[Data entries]
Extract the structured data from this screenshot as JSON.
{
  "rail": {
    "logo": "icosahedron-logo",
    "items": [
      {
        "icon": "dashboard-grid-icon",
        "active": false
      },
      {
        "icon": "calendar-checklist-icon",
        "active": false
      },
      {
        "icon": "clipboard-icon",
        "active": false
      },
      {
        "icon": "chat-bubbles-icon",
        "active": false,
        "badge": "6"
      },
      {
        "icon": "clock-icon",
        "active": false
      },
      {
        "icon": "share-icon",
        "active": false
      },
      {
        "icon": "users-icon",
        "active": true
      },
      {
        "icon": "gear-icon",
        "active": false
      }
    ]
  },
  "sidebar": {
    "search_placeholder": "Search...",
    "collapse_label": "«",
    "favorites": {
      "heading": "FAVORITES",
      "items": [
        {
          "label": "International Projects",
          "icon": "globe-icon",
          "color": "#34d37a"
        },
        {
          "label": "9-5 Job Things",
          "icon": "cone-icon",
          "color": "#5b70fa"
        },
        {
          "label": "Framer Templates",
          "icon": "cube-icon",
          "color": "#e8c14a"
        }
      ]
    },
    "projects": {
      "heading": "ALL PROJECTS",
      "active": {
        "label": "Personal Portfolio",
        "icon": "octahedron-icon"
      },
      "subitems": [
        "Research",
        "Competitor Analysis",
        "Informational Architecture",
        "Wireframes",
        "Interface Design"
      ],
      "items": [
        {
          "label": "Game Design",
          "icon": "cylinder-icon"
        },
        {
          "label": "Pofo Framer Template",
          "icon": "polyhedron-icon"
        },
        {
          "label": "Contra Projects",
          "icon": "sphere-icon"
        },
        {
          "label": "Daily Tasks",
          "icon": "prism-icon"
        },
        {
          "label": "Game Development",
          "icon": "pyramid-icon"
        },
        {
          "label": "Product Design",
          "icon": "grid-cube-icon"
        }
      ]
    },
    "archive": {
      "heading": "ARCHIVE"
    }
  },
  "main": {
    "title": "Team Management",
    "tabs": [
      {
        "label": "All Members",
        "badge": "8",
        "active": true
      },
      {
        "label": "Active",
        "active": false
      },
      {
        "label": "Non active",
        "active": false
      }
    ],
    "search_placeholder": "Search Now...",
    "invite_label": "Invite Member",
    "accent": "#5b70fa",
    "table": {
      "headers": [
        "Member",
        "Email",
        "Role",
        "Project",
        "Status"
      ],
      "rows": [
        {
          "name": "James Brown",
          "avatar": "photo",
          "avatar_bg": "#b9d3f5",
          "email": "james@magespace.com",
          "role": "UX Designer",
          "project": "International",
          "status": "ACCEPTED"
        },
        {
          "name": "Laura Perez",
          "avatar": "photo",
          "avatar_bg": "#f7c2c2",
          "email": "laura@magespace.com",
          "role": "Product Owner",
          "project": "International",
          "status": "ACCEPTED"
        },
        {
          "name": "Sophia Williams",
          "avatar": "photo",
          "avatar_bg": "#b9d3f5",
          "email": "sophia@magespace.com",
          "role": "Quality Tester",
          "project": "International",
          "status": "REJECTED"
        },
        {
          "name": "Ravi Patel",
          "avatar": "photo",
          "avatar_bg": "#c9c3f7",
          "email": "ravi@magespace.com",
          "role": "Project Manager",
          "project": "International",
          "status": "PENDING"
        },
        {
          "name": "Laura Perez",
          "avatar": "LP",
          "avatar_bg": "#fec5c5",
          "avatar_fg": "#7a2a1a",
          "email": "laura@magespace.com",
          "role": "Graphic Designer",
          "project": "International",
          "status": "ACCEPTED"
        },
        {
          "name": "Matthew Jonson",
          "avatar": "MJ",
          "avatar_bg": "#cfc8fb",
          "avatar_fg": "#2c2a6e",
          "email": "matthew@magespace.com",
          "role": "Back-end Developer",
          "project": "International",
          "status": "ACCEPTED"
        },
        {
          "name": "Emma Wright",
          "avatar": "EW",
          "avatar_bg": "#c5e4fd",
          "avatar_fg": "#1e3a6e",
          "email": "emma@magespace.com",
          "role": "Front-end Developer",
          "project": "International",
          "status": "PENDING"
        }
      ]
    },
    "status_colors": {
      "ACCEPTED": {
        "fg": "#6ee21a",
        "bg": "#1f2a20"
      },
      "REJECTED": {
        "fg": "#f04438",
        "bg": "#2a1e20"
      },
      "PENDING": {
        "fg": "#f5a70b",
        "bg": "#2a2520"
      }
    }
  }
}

◆ JOB
Collect the lines of the data that carry the word "grid".

◆ OUTPUT FOR THIS TASK
        "icon": "dashboard-grid-icon",
          "icon": "grid-cube-icon"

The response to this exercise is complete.